▽
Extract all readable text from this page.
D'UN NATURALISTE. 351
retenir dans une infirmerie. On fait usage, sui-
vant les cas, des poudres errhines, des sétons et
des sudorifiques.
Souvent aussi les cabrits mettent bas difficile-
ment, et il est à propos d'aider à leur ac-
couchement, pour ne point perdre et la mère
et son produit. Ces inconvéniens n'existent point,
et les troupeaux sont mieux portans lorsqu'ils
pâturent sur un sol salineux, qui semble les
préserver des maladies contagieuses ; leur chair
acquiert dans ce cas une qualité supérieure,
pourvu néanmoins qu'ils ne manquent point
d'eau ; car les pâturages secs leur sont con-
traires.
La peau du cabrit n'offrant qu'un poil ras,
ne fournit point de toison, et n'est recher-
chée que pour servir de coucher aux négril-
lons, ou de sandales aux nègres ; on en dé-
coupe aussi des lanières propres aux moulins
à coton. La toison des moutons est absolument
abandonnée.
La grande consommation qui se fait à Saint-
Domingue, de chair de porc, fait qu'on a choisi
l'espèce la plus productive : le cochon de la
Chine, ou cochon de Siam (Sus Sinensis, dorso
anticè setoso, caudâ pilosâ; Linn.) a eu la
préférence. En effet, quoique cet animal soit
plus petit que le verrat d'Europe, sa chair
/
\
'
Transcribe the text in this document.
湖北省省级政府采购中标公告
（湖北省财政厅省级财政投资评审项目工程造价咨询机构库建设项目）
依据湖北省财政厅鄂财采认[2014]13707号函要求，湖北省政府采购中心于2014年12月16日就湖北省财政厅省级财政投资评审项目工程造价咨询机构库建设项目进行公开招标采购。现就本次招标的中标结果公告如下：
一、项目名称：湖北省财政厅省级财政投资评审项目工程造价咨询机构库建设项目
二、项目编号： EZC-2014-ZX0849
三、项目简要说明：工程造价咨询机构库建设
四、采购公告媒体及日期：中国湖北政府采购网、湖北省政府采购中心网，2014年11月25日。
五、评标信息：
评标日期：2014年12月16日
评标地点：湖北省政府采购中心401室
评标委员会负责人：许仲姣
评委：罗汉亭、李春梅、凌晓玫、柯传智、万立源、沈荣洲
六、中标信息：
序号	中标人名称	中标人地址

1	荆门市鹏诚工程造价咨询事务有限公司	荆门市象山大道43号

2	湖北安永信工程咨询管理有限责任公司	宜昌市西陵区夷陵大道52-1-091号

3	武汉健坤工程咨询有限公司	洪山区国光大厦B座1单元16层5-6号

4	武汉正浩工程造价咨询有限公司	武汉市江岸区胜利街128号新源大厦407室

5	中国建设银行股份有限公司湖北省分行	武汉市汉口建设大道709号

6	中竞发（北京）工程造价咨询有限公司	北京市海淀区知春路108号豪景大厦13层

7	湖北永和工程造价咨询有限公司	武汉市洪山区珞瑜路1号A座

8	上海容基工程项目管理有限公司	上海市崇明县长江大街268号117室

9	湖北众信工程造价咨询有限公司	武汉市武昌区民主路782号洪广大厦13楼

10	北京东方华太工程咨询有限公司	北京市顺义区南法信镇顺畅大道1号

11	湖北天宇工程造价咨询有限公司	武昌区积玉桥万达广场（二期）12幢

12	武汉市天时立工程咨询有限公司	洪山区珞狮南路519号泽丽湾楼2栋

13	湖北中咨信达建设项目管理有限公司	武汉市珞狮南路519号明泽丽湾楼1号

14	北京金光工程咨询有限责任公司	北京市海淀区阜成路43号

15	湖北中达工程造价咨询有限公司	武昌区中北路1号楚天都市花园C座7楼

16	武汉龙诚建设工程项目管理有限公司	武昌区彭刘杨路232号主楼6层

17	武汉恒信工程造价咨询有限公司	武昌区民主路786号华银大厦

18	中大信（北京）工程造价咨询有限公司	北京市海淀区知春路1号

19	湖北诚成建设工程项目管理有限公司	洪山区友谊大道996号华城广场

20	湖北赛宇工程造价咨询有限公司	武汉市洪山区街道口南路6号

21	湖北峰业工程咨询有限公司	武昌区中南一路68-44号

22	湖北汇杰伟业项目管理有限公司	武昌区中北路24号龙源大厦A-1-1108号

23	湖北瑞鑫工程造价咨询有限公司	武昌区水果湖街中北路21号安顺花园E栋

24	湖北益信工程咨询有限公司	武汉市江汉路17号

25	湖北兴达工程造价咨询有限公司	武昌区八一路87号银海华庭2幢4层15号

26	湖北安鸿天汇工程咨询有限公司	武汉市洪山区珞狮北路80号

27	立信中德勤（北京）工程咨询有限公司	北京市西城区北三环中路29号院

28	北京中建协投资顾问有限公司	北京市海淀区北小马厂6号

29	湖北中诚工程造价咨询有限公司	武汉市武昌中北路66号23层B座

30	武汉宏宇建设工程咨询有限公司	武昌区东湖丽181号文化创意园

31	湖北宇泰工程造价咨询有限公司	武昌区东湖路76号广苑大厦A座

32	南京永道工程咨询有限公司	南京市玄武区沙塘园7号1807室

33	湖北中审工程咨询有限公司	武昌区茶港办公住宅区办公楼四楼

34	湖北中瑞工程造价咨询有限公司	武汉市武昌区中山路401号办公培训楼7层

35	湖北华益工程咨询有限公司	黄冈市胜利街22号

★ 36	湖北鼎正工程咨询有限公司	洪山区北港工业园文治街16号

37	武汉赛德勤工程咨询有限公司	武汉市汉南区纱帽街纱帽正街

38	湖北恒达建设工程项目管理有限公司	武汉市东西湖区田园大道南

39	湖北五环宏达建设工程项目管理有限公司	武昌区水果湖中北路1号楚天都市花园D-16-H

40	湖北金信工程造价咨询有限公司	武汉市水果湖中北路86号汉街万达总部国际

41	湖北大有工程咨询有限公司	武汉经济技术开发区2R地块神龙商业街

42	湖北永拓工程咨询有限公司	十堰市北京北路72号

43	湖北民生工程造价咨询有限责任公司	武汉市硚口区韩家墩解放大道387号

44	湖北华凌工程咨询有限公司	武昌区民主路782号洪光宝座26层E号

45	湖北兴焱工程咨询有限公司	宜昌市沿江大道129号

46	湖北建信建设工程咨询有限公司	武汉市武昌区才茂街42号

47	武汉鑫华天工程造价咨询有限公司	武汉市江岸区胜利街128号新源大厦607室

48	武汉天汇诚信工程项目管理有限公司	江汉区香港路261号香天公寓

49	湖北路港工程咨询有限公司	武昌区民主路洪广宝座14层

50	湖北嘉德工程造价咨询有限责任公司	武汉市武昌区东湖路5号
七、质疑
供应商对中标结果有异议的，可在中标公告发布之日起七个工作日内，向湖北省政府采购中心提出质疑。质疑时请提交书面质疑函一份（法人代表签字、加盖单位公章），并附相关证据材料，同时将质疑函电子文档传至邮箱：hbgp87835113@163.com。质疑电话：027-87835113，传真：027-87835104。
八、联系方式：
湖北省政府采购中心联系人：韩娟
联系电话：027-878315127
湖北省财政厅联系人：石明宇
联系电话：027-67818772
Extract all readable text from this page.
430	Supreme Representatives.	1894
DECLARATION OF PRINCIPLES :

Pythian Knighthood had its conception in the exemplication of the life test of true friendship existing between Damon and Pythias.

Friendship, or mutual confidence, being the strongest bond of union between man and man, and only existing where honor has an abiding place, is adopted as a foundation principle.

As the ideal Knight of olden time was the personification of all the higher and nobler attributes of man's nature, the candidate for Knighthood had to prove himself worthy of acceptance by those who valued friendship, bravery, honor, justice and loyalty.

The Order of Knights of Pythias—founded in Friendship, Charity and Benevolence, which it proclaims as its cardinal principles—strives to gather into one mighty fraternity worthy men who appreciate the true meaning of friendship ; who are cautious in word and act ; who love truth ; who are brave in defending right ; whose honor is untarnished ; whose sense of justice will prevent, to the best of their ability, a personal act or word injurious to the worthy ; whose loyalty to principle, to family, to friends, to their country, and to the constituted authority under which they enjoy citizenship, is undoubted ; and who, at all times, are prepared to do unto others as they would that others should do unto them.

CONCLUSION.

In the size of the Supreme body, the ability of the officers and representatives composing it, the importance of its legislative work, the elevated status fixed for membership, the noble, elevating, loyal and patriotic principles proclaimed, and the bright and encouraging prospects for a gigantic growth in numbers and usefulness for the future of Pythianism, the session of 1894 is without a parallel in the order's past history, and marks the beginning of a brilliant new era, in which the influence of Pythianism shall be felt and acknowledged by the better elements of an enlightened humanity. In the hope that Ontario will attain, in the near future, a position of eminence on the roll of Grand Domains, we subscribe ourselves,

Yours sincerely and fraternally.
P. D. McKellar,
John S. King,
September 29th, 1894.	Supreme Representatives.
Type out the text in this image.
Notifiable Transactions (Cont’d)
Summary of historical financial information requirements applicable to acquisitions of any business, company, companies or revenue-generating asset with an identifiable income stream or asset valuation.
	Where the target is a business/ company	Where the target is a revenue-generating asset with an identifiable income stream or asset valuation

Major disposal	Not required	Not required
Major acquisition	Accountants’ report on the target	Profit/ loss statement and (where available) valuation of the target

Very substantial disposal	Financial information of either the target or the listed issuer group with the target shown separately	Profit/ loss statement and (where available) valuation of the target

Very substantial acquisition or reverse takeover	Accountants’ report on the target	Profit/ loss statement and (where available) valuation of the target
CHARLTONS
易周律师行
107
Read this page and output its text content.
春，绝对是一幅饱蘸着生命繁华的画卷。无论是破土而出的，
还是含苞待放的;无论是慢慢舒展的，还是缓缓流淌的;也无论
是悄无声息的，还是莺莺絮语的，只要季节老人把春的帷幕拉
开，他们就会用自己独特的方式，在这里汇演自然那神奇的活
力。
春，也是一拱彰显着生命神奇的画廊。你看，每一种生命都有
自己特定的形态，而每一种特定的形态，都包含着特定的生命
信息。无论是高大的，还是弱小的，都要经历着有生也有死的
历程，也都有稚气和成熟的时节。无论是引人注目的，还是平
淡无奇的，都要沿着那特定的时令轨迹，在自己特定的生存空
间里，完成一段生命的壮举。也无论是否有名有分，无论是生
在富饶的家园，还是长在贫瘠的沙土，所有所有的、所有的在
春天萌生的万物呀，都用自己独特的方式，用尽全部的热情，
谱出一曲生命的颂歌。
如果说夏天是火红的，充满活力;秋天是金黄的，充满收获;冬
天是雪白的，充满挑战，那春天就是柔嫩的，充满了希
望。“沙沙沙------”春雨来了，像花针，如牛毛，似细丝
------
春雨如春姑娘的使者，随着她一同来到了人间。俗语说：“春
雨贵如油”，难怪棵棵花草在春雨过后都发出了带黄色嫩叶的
△
Working from the listing above, pick out every line that has "revenue" and copy it.

OUTPUT OF THE EXERCISE:
Summary of historical financial information requirements applicable to acquisitions of any business, company, companies or revenue-generating asset with an identifiable income stream or asset valuation.
	Where the target is a business/ company	Where the target is a revenue-generating asset with an identifiable income stream or asset valuation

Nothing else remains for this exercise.